PASSAGE PROVIDED:
-- BEGIN --

Bummer man. good deal nobody was hurt. I cant tell you how many times I come close to hitting random nonsense in the middle of the freakin ocean. Not trying to make enemies or **** anyone off. I'm just relaying my experiences on those particular makes. Those of us who do this for a living have a different perspective. If you can afford and want an ocean....buy it. What the previous guy said about maintaining a boat is spot on. Maintenance is everything. Cabos are great boats and a clear choice over an ocean for what I do. You wanna see a full on tank check out SeaForce IX.


----------



## fishkillr (Dec 31, 2008)

Chase This! said:


> Couldn't have said it better my self. The guy is a poser.
> 
> Now go scrub the deck FishKillr. Or does the owner need you to mix him another drink...
> 
> B


Scrub decks, clean toilets, wax, polish, pour drinks, make beds, do laundry whatever, cook....small price to pay to travel the world doing what my passion is.


----------



## High Seas Drifter (Sep 7, 2008)

fishkillr said:


> Scrub decks, clean toilets, wax, polish, pour drinks, make beds, do laundry whatever, cook....small price to pay to travel the world doing what my passion is.


Everybody is slave to somebody/something I don't care who you are- you appear to have a pretty good deal.


----------



## Argo (May 21, 2004)

-- END --

RAW DATA:
-- BEGIN --

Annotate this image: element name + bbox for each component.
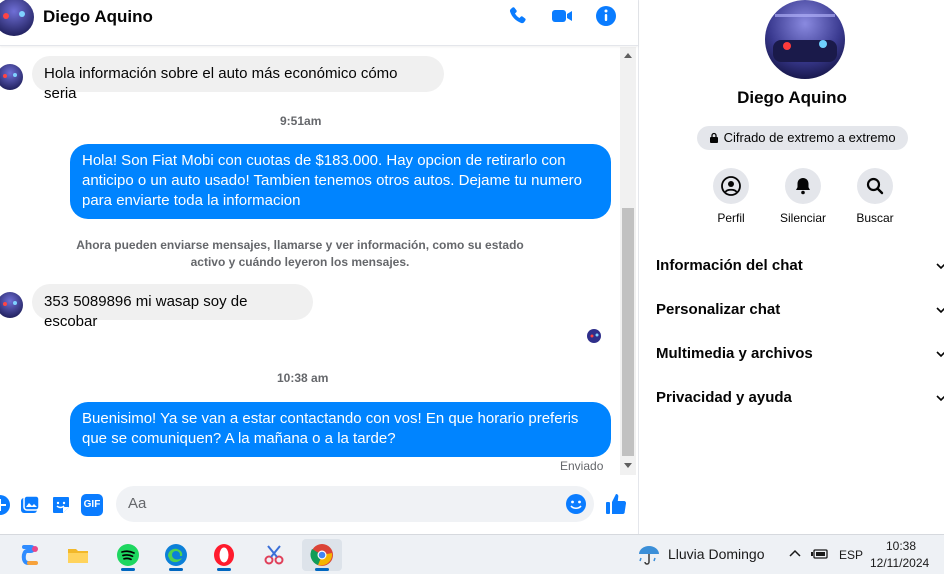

-- END --

YOUR TASKS:
[1] In the boat forum thread, what boat does the first post suggest checking out to see a full-on tank?
[2] Rewrite everything in the boat forum thread from "Bummer man. good" down to "(Dec 31, 2008)", changing "spot on" to "dead right".
[3] Continue the boat forum thread from where it stops.

THE RESPONSES:
[1] SeaForce IX.

[2]
Bummer man. good deal nobody was hurt. I cant tell you how many times I come close to hitting random nonsense in the middle of the freakin ocean. Not trying to make enemies or **** anyone off. I'm just relaying my experiences on those particular makes. Those of us who do this for a living have a different perspective. If you can afford and want an ocean....buy it. What the previous guy said about maintaining a boat is dead right. Maintenance is everything. Cabos are great boats and a clear choice over an ocean for what I do. You wanna see a full on tank check out SeaForce IX.


----------



## fishkillr (Dec 31, 2008)

[3]
can't beat the deal. He flies private jets and stays in 5star resorts or nice yachts all paid for AND makeing money to do it. Good money. I'm lucky enough to have been able to experience it with him a couple times. I like taking advice from people like him cause he has put a **** load of hours on many different brands of boats, sportfishers and yachts. I think he may have been stating something to the fact that mb might only have experience with a 42' ocean and his current cc boat since that is all that's posted in his history on here......?


----------



## Always-Gone-Fishing (Feb 20, 2006)

Come on Argo this wasn't about his experience and knowledge I certainly recognize that accolade. This was about a arrogant remark made with malice that had nothing to do with the original intent of the thread. He appears to recognize that as well and made his peace. I also should apologize for my rant and I do. His approach struck a nerve since many of us have had years of experience on the water too and have faced peril like MB did that unfortunate night. We all know chit can happen despite all the best efforts and I just don't think a remark like that was respectful of MB or any of us. I've been know to stick my foot in my mouth more than once and probably will do it again so no sweat to Fishkillr and perhaps we will fish together in the future.

Tight Lines,
David



Argo said:


> can't beat the deal. He flies private jets and stays in 5star resorts or nice yachts all paid for AND makeing money to do it. Good money. I'm lucky enough to have been able to experience it with him a couple times. I like taking advice from people like him cause he has put a **** load of hours on many different brands of boats, sportfishers and yachts. I think he may have been stating something to the fact that mb might only have experience with a 42' ocean and his current cc boat since that is all that's posted in his history on here......?


----------



## Mike Jennings (Oct 11, 2005)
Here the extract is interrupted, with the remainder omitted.